— start Supplied data —

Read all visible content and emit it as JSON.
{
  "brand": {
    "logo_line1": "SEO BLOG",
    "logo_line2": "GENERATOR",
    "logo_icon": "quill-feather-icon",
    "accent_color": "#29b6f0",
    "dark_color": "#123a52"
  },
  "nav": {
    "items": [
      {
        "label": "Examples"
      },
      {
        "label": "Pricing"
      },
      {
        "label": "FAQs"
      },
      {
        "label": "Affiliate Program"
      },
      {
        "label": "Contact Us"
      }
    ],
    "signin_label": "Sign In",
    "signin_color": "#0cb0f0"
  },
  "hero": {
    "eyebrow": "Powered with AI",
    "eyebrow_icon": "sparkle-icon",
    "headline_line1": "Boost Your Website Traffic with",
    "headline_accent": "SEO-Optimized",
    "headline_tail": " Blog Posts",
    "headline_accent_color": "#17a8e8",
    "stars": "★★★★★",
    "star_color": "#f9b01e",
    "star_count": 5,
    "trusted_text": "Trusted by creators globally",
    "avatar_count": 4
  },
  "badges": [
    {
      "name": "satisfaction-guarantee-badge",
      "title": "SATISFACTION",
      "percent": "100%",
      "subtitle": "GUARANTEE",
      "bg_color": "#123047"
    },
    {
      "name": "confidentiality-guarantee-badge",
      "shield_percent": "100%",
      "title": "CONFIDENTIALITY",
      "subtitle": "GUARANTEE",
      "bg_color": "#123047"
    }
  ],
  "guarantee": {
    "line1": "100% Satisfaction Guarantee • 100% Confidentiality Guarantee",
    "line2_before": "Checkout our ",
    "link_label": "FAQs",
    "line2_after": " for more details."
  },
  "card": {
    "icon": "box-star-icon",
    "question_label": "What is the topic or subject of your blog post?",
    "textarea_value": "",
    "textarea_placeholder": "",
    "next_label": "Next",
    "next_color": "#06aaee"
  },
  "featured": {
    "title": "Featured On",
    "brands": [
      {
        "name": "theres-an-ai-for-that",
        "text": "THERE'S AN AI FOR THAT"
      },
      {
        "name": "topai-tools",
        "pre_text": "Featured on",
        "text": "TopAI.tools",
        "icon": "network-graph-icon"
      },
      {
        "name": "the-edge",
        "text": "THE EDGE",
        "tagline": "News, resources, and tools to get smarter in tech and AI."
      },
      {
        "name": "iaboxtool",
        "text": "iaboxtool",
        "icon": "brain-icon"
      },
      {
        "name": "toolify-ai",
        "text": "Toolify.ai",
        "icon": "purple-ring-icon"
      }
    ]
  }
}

— end Supplied data —

■ Aim
Work out how many lines above have the string "tools" in them, and give only the number.

■ The completed task
3